#### [EXERCISE AIM]
Present every line in which the string "Pardo" appears.
=== GIVEN INFORMATION ===
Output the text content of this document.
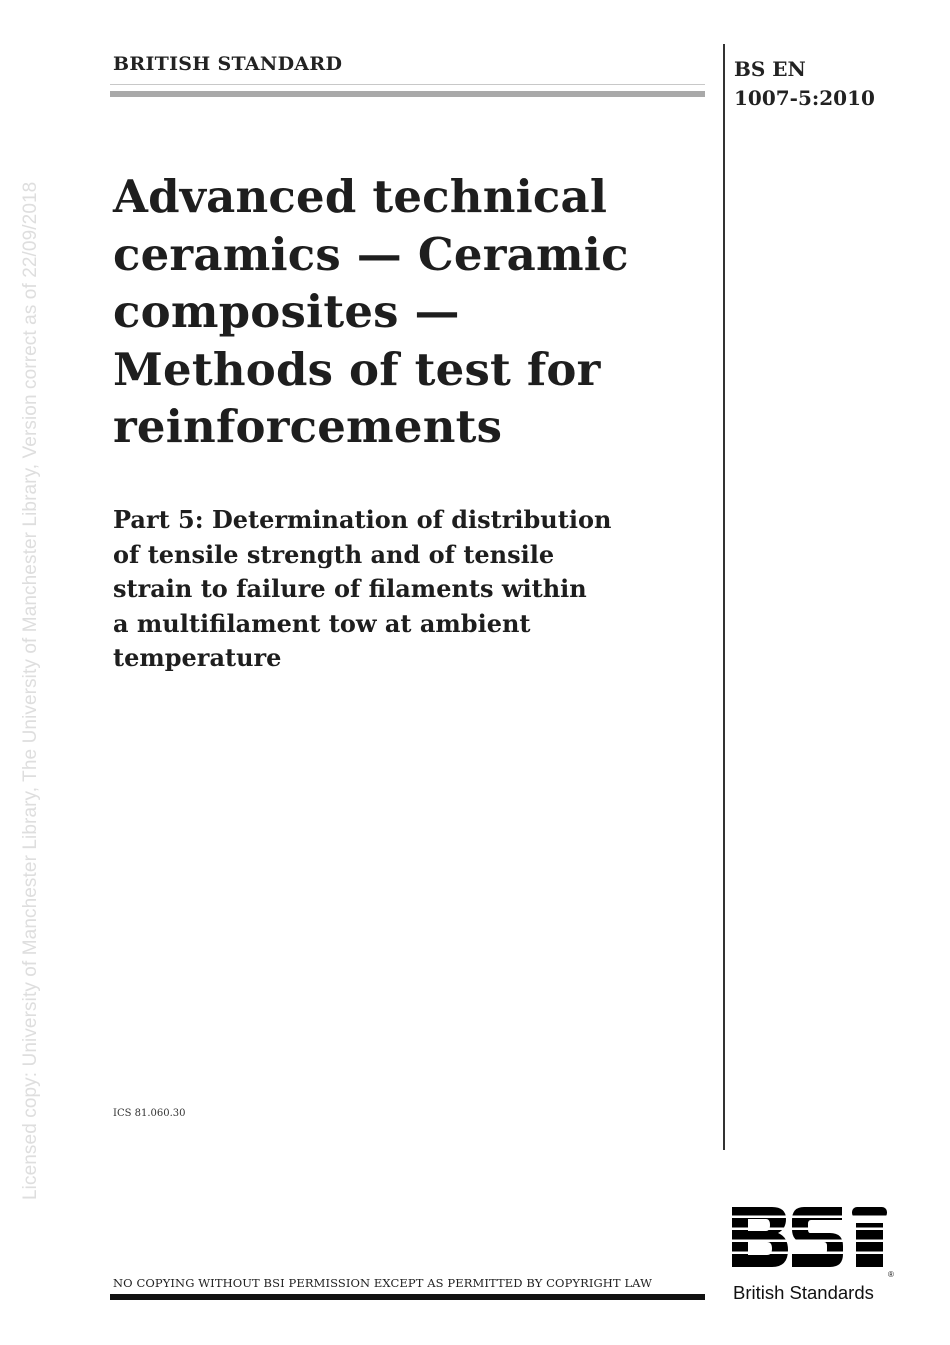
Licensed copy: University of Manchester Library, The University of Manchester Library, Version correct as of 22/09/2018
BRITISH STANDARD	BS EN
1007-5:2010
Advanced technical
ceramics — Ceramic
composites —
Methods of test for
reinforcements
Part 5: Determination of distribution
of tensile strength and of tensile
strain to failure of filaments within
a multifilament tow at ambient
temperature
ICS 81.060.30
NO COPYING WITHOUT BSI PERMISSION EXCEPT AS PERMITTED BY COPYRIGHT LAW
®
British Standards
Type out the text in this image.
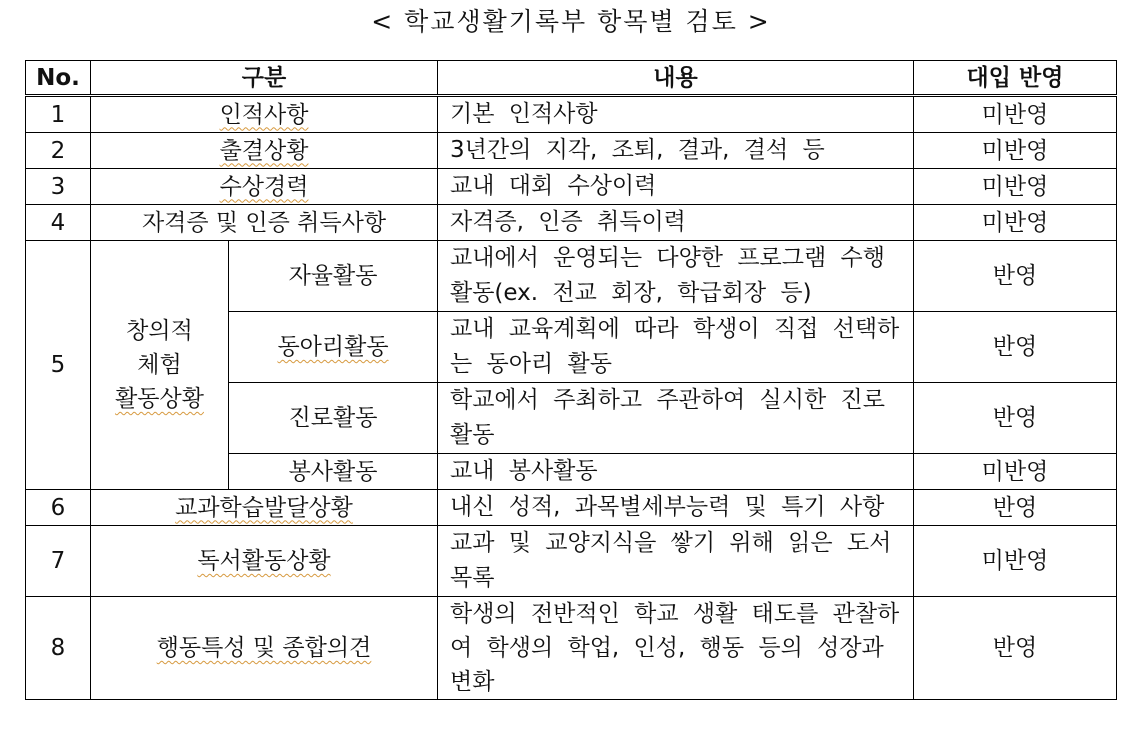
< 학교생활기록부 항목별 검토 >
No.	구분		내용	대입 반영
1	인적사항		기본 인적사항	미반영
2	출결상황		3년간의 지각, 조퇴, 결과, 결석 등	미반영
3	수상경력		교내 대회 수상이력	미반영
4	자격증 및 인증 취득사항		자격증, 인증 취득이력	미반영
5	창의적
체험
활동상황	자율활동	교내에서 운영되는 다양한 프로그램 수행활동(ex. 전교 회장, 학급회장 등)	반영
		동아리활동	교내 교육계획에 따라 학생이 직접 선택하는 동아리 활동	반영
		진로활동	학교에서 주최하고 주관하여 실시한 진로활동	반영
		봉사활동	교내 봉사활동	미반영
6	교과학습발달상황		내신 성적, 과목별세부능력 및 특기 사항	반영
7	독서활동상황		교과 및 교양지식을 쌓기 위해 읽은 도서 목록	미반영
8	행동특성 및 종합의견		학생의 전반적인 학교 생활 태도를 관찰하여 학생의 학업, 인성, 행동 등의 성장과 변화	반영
===
=== GIVEN INFORMATION ===
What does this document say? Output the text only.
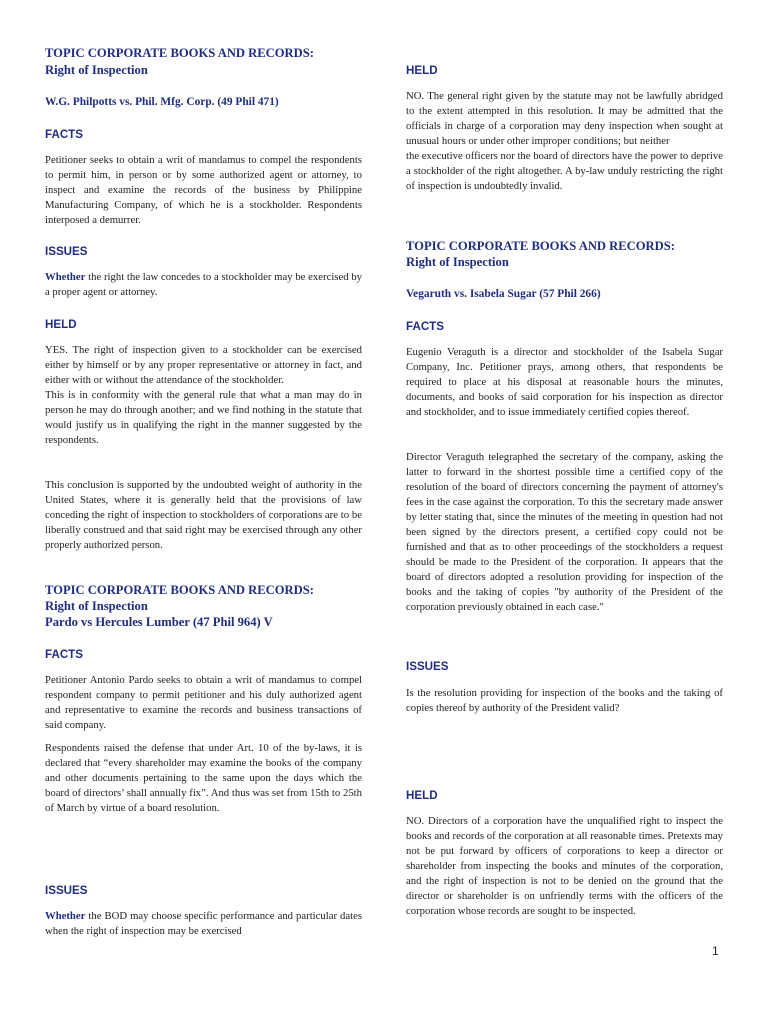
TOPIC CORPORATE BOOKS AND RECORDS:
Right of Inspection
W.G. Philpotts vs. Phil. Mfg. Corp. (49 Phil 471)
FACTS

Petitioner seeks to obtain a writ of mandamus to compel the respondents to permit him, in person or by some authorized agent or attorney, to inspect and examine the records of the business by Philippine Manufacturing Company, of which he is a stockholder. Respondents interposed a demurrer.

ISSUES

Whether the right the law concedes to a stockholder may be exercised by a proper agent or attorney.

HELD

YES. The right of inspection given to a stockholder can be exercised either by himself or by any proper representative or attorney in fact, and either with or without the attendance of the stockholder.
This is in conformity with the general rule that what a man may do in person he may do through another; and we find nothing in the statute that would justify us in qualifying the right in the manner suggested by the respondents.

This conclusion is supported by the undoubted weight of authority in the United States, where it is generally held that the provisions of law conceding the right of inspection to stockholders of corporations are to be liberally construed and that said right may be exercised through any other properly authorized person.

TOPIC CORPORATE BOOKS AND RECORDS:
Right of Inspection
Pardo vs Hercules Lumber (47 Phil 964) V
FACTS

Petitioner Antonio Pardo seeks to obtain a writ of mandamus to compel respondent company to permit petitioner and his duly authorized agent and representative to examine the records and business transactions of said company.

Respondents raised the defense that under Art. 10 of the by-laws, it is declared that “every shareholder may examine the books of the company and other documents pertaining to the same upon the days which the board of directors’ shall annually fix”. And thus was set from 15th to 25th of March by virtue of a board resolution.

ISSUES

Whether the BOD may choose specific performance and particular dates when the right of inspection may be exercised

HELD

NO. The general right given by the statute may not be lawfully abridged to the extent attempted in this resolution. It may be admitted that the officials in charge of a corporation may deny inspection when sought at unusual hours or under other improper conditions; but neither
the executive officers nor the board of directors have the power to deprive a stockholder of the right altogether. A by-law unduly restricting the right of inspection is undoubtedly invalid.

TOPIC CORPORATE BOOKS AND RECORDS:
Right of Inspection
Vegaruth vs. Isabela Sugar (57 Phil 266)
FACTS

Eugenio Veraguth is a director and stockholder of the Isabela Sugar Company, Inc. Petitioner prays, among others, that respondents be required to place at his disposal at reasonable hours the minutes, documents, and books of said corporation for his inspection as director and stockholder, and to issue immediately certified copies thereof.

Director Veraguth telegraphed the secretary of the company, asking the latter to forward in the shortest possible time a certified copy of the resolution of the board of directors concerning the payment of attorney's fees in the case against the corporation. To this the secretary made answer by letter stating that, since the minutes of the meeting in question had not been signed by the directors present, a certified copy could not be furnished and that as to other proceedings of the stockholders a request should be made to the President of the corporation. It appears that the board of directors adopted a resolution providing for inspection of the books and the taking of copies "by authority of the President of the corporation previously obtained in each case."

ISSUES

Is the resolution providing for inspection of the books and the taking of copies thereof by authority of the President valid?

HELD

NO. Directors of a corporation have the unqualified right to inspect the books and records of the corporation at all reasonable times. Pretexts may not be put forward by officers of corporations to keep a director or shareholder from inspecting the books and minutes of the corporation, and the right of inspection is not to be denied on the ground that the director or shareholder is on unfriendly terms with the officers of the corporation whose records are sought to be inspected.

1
===
#### [ANSWER TO THE EXERCISE]
Pardo vs Hercules Lumber (47 Phil 964) V
Petitioner Antonio Pardo seeks to obtain a writ of mandamus to compel respondent company to permit petitioner and his duly authorized agent and representative to examine the records and business transactions of said company.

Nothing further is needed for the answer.